(Job): Copy the items below, changing "chevron-down-icon" to "caret-down-icon" wherever it occurs and leaving everything else untouched.

(Items):
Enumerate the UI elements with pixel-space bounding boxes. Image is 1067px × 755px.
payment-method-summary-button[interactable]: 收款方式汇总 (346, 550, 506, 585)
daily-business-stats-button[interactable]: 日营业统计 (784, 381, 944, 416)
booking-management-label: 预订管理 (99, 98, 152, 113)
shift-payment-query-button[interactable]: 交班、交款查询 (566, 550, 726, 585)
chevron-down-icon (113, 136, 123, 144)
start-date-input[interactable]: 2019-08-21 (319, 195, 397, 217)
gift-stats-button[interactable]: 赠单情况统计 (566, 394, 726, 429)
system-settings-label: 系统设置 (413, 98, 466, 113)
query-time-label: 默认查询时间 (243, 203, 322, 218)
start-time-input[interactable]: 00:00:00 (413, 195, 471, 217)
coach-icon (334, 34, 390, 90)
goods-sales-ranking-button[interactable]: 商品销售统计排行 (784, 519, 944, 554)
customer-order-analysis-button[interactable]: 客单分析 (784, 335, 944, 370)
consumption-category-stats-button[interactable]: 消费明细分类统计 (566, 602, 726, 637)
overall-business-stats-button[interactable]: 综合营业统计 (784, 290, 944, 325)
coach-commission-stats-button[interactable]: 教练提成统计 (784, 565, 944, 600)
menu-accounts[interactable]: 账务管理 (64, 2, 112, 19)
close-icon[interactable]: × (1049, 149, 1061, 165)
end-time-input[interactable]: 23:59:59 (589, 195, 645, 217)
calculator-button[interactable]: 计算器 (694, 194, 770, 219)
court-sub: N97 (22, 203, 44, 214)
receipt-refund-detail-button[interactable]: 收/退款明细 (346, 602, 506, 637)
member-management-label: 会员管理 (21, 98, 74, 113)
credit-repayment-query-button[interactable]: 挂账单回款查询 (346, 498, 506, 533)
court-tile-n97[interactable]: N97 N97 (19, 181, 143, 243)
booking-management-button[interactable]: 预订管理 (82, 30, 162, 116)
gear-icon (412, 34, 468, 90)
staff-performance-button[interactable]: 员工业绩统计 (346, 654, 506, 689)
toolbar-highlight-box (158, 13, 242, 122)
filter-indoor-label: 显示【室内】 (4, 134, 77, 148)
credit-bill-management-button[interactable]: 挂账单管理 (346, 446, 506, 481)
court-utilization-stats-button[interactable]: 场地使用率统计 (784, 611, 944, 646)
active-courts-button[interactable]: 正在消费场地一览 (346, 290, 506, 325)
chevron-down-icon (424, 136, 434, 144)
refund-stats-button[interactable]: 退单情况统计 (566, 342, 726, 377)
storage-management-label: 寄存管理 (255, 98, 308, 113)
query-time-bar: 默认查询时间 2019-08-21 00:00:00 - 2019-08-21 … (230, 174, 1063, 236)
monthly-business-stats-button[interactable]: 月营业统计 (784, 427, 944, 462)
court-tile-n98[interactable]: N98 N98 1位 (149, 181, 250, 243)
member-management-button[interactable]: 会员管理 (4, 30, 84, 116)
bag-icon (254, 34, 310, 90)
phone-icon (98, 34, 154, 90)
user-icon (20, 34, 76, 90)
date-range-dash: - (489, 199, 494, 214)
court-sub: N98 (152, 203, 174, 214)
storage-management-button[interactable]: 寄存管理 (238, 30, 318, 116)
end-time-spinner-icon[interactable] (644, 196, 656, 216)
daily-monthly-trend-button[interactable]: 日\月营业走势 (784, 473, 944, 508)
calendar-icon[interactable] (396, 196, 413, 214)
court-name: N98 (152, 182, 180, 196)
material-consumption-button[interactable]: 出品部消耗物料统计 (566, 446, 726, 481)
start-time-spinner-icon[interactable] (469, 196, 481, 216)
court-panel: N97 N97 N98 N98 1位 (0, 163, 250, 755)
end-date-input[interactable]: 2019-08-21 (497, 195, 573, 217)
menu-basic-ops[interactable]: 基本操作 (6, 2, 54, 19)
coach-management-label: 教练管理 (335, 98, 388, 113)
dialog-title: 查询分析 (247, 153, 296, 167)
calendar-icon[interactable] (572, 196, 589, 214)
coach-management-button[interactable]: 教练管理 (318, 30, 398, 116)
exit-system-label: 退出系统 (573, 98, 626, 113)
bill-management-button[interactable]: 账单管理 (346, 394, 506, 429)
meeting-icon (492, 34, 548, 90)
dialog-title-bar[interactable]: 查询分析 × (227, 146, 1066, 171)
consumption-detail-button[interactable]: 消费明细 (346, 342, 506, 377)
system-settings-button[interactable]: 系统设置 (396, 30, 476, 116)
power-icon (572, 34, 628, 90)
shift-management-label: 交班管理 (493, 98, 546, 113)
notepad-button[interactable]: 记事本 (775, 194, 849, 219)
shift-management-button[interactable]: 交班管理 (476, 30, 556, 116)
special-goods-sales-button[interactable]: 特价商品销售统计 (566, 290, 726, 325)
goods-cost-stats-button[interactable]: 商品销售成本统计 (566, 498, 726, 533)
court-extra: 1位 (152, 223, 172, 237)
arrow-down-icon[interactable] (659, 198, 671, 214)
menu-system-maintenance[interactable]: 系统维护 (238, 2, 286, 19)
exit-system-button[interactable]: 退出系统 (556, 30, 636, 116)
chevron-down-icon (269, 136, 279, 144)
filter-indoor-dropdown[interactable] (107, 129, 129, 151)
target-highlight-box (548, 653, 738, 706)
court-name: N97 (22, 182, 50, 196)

(Task solution):
Enumerate the UI elements with pixel-space bounding boxes. Image is 1067px × 755px.
payment-method-summary-button[interactable]: 收款方式汇总 (346, 550, 506, 585)
daily-business-stats-button[interactable]: 日营业统计 (784, 381, 944, 416)
booking-management-label: 预订管理 (99, 98, 152, 113)
shift-payment-query-button[interactable]: 交班、交款查询 (566, 550, 726, 585)
caret-down-icon (113, 136, 123, 144)
start-date-input[interactable]: 2019-08-21 (319, 195, 397, 217)
gift-stats-button[interactable]: 赠单情况统计 (566, 394, 726, 429)
system-settings-label: 系统设置 (413, 98, 466, 113)
query-time-label: 默认查询时间 (243, 203, 322, 218)
start-time-input[interactable]: 00:00:00 (413, 195, 471, 217)
coach-icon (334, 34, 390, 90)
goods-sales-ranking-button[interactable]: 商品销售统计排行 (784, 519, 944, 554)
customer-order-analysis-button[interactable]: 客单分析 (784, 335, 944, 370)
consumption-category-stats-button[interactable]: 消费明细分类统计 (566, 602, 726, 637)
overall-business-stats-button[interactable]: 综合营业统计 (784, 290, 944, 325)
coach-commission-stats-button[interactable]: 教练提成统计 (784, 565, 944, 600)
menu-accounts[interactable]: 账务管理 (64, 2, 112, 19)
close-icon[interactable]: × (1049, 149, 1061, 165)
end-time-input[interactable]: 23:59:59 (589, 195, 645, 217)
calculator-button[interactable]: 计算器 (694, 194, 770, 219)
court-sub: N97 (22, 203, 44, 214)
receipt-refund-detail-button[interactable]: 收/退款明细 (346, 602, 506, 637)
member-management-label: 会员管理 (21, 98, 74, 113)
credit-repayment-query-button[interactable]: 挂账单回款查询 (346, 498, 506, 533)
court-tile-n97[interactable]: N97 N97 (19, 181, 143, 243)
booking-management-button[interactable]: 预订管理 (82, 30, 162, 116)
gear-icon (412, 34, 468, 90)
staff-performance-button[interactable]: 员工业绩统计 (346, 654, 506, 689)
toolbar-highlight-box (158, 13, 242, 122)
filter-indoor-label: 显示【室内】 (4, 134, 77, 148)
credit-bill-management-button[interactable]: 挂账单管理 (346, 446, 506, 481)
court-utilization-stats-button[interactable]: 场地使用率统计 (784, 611, 944, 646)
active-courts-button[interactable]: 正在消费场地一览 (346, 290, 506, 325)
caret-down-icon (424, 136, 434, 144)
refund-stats-button[interactable]: 退单情况统计 (566, 342, 726, 377)
storage-management-label: 寄存管理 (255, 98, 308, 113)
query-time-bar: 默认查询时间 2019-08-21 00:00:00 - 2019-08-21 … (230, 174, 1063, 236)
monthly-business-stats-button[interactable]: 月营业统计 (784, 427, 944, 462)
court-tile-n98[interactable]: N98 N98 1位 (149, 181, 250, 243)
member-management-button[interactable]: 会员管理 (4, 30, 84, 116)
bag-icon (254, 34, 310, 90)
phone-icon (98, 34, 154, 90)
user-icon (20, 34, 76, 90)
date-range-dash: - (489, 199, 494, 214)
court-sub: N98 (152, 203, 174, 214)
storage-management-button[interactable]: 寄存管理 (238, 30, 318, 116)
end-time-spinner-icon[interactable] (644, 196, 656, 216)
daily-monthly-trend-button[interactable]: 日\月营业走势 (784, 473, 944, 508)
calendar-icon[interactable] (396, 196, 413, 214)
court-name: N98 (152, 182, 180, 196)
material-consumption-button[interactable]: 出品部消耗物料统计 (566, 446, 726, 481)
start-time-spinner-icon[interactable] (469, 196, 481, 216)
court-panel: N97 N97 N98 N98 1位 (0, 163, 250, 755)
end-date-input[interactable]: 2019-08-21 (497, 195, 573, 217)
menu-basic-ops[interactable]: 基本操作 (6, 2, 54, 19)
coach-management-label: 教练管理 (335, 98, 388, 113)
dialog-title: 查询分析 (247, 153, 296, 167)
calendar-icon[interactable] (572, 196, 589, 214)
coach-management-button[interactable]: 教练管理 (318, 30, 398, 116)
exit-system-label: 退出系统 (573, 98, 626, 113)
bill-management-button[interactable]: 账单管理 (346, 394, 506, 429)
meeting-icon (492, 34, 548, 90)
dialog-title-bar[interactable]: 查询分析 × (227, 146, 1066, 171)
consumption-detail-button[interactable]: 消费明细 (346, 342, 506, 377)
system-settings-button[interactable]: 系统设置 (396, 30, 476, 116)
power-icon (572, 34, 628, 90)
shift-management-label: 交班管理 (493, 98, 546, 113)
notepad-button[interactable]: 记事本 (775, 194, 849, 219)
shift-management-button[interactable]: 交班管理 (476, 30, 556, 116)
special-goods-sales-button[interactable]: 特价商品销售统计 (566, 290, 726, 325)
goods-cost-stats-button[interactable]: 商品销售成本统计 (566, 498, 726, 533)
court-extra: 1位 (152, 223, 172, 237)
arrow-down-icon[interactable] (659, 198, 671, 214)
menu-system-maintenance[interactable]: 系统维护 (238, 2, 286, 19)
exit-system-button[interactable]: 退出系统 (556, 30, 636, 116)
caret-down-icon (269, 136, 279, 144)
filter-indoor-dropdown[interactable] (107, 129, 129, 151)
target-highlight-box (548, 653, 738, 706)
court-name: N97 (22, 182, 50, 196)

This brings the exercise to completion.